**TEXTE SOURCE**
--*--
Intervenant en direct sur toutes les télévisions américaines, le président américain George Bush déclare qu'il est "regrettable que la date limite soit passée sans que le gouvernement irakien ne réponde aux exigences de retrait inconditionnel du Koweït contenues dans la résolution 660". Et pour inciter Saddam Hussein à accepter ces exigences, Bush ajoute qu'il a "donné instruction au général Schwarzkopf de concert avec les forces de la coalition d'utiliser toutes les forces disponibles, y compris terrestres" pour libérer le Koweït. Les forces coalisées sont donc "entrées dans la dernière phase". Après avoir rappelé son entière confiance aux troupes alliées dans cette tâche, George Bush a tenu à insister sur le fait que tous les pays coalisés soutiennent cette offensive terrestre. Le Président a clôt son intervention en appelant tous ses concitoyens à "prier pour les troupes de la coalition" et pour "les hommes et les femmes qui, en ce moment, risquent leur vie pour leur pays et pour nous tous."

4h00 : Les soldats koweïtiens quittent leur cantonement de Khafji et pénètrent les premiers en territoire koweïtien. Après avoir prié sur le sol de leur pays retrouvé, ils foncent vers al-Jahra, une bourgade située à 40 km de Koweït-City.

5h00 : Les soldats français du dispositif Daguet pénètrent en territoire irakien. Leur objectif est la prise d'une base aérienne irakienne : As-Salman. Les 12.000 Français sont aidés, entre autres, des 82ème et 101ème Airbornes américaines. Ils doivent servir de tenaille en coupant de Bagdad les troupes irakiennes installées au Koweït et à Bassorah.

6h40 : L'agence de presse koweïtienne Kuna affirme qu'une opération de débarquement amphibie a commencé sur les côtes du pays.

7h00 : Un communiqué de la Maison Blanche indique que le jour J et l'heure H ont été programmés bien avant que le Kremlin n'ait proposé son plan de paix. La décision de l'attaque a été prise après le 11 février, date de la visite en Arabie Saoudite de Dick Cheney et Colin Powell et de leur rencontre avec le général Schwarzkopf.
--*--
**DONNÉES RECUEILLIES**

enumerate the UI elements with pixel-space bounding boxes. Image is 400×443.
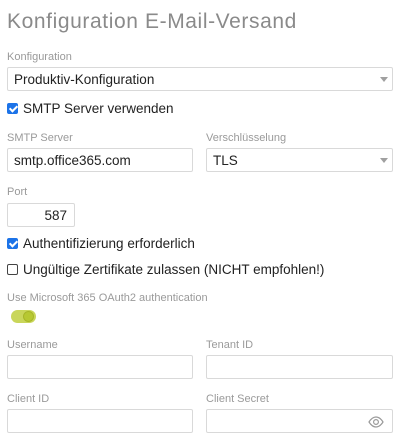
--*--
**TRAVAIL À FAIRE**
(a) Reproduisez à l'identique le passage du texte sur l'offensive terrestre qui commence à "5h00 : Les soldats" et se termine à "et à Bassorah.".
(b) Répondez à ces questions d'après le texte sur l'offensive terrestre :
(i) Combien de soldats français pénètrent en territoire irakien ?
(ii) Vers quelle bourgade foncent les soldats koweïtiens ?
(iii) Quelle agence de presse annonce le début d'un débarquement amphibie ?
Les lignes forment un matériel à part, indépendant du texte sur l'offensive terrestre.

**RÉPONSES PAR TÂCHE**
(a)
5h00 : Les soldats français du dispositif Daguet pénètrent en territoire irakien. Leur objectif est la prise d'une base aérienne irakienne : As-Salman. Les 12.000 Français sont aidés, entre autres, des 82ème et 101ème Airbornes américaines. Ils doivent servir de tenaille en coupant de Bagdad les troupes irakiennes installées au Koweït et à Bassorah.

(b)
(i) 12.000 soldats.
(ii) Vers al-Jahra.
(iii) L'agence koweïtienne Kuna.